[begin Provided entries]
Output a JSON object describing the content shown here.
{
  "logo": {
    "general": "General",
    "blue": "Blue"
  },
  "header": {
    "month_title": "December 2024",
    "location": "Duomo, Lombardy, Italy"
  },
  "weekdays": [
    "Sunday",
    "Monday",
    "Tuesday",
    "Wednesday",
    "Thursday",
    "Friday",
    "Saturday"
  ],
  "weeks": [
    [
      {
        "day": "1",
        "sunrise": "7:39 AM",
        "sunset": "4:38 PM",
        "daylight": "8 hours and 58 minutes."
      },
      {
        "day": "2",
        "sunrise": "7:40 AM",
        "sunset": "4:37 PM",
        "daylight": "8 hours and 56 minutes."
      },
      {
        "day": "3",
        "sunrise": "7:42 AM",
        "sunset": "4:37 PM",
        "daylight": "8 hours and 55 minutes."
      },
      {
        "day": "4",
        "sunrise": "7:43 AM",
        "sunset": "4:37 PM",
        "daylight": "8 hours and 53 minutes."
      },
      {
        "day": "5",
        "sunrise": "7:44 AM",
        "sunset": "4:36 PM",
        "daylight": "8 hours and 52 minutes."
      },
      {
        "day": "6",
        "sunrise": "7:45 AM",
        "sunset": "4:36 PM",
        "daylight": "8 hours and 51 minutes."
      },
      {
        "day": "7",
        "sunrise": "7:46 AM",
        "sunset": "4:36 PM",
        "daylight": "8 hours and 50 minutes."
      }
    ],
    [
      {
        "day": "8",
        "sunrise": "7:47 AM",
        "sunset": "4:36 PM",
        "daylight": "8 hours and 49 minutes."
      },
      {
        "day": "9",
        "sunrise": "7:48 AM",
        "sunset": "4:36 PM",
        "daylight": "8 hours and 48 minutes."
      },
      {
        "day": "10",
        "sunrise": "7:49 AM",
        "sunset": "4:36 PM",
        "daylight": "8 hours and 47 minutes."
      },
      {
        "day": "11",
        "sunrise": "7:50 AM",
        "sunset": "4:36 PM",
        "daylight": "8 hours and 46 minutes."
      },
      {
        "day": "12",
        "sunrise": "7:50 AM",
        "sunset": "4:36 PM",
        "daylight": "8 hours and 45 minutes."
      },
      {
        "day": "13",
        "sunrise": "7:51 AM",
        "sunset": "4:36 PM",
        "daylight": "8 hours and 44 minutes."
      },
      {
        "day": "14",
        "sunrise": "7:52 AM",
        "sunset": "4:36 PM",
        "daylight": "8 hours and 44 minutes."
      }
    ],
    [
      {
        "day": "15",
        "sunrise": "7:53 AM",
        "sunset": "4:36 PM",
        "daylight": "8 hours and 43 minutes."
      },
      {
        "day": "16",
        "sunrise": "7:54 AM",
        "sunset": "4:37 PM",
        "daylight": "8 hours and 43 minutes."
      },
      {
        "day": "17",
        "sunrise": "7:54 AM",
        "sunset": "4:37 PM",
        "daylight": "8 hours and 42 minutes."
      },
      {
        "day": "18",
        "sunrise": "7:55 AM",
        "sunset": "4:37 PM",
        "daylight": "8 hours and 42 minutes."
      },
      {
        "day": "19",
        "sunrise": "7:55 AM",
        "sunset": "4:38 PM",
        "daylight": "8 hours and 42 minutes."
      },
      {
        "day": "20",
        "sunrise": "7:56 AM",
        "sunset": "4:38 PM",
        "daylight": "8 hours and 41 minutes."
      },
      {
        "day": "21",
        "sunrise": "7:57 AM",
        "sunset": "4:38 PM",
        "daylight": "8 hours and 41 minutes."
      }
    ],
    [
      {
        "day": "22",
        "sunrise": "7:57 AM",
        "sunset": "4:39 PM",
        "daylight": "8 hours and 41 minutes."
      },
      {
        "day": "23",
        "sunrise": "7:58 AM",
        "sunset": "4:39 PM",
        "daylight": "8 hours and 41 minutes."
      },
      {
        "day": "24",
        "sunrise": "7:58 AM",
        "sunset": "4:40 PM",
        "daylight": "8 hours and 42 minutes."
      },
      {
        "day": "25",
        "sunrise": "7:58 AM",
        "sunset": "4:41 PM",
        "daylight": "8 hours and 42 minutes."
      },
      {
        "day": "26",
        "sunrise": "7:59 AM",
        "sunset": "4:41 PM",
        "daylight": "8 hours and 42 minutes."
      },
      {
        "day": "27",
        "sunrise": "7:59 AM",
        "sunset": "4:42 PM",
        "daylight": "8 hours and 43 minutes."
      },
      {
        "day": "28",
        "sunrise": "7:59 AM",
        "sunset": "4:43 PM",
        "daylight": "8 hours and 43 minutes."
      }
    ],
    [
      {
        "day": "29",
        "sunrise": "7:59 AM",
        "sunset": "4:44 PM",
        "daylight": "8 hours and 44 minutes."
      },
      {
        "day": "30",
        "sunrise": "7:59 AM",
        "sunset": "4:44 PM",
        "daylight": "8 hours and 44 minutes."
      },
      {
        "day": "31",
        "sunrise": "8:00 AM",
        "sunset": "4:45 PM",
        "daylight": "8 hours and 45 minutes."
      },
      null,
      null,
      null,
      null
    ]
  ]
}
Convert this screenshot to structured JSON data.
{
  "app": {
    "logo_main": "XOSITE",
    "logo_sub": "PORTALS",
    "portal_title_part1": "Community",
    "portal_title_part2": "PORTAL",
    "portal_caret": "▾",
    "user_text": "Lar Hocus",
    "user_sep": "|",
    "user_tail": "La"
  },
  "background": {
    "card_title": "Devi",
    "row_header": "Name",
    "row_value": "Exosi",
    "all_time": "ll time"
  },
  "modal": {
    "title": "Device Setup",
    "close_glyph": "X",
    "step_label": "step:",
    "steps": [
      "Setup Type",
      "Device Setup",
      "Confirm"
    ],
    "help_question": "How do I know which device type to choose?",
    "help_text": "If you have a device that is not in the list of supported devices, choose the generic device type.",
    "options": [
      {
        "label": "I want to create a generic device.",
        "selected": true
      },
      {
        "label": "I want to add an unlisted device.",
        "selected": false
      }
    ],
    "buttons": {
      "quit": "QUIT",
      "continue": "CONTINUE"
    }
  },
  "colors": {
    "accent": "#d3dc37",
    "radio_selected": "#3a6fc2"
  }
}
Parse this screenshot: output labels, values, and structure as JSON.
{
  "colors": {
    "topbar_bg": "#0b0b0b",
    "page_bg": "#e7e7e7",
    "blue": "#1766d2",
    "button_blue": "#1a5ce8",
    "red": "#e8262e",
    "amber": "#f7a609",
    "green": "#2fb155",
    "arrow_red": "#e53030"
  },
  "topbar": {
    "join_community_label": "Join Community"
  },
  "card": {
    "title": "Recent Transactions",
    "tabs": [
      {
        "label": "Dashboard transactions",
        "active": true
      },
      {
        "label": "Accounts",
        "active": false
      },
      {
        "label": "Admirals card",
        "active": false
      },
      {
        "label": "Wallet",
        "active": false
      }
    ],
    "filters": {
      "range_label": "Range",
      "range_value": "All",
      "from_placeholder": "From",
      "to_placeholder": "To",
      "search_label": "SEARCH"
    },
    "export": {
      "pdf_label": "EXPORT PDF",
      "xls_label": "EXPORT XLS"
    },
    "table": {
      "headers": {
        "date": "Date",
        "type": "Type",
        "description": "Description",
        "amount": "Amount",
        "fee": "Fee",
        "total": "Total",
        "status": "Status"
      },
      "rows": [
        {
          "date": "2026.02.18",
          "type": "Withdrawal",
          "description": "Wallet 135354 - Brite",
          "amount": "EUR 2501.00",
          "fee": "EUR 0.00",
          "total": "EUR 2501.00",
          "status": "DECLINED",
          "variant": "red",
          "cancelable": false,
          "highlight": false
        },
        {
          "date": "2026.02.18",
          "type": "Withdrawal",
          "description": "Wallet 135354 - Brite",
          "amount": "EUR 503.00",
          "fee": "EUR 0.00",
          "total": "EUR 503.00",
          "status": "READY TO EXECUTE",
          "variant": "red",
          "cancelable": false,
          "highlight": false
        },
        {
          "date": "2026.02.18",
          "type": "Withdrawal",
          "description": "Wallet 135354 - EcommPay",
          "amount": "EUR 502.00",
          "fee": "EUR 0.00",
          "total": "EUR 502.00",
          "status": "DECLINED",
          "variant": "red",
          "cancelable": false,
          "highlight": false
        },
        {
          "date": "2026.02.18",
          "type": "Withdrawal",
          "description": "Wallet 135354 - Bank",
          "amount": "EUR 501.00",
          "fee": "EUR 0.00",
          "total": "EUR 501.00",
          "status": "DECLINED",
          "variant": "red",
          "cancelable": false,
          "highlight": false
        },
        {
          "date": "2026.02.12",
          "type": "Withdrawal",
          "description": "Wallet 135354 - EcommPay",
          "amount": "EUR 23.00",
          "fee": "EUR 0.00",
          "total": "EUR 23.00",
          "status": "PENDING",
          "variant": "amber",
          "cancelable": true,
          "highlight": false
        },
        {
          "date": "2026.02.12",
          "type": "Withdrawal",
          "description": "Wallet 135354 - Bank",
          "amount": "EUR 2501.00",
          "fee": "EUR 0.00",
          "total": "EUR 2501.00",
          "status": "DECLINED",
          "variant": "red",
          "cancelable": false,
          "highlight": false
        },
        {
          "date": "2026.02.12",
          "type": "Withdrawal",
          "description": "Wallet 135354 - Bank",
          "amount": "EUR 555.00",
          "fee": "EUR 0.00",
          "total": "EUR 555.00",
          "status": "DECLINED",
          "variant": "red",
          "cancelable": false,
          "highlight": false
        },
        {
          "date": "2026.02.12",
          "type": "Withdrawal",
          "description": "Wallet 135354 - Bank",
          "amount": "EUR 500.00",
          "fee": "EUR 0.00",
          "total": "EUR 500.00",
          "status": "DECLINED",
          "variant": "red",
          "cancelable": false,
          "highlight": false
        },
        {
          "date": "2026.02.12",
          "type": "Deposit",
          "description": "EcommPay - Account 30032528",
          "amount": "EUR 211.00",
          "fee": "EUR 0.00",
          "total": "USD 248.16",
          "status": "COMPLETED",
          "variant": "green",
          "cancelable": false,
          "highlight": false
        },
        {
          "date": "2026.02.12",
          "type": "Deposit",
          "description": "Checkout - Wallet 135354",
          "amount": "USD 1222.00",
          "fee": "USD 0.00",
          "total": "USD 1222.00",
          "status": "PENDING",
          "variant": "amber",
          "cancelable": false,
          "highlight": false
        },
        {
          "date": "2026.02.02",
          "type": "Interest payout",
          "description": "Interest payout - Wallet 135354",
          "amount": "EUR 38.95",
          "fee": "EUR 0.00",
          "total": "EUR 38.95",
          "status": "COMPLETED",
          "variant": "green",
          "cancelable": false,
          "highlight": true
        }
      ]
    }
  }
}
[end Provided entries]
To do
Collect each line containing the string "want".

Task output
        "label": "I want to create a generic device.",
        "label": "I want to add an unlisted device.",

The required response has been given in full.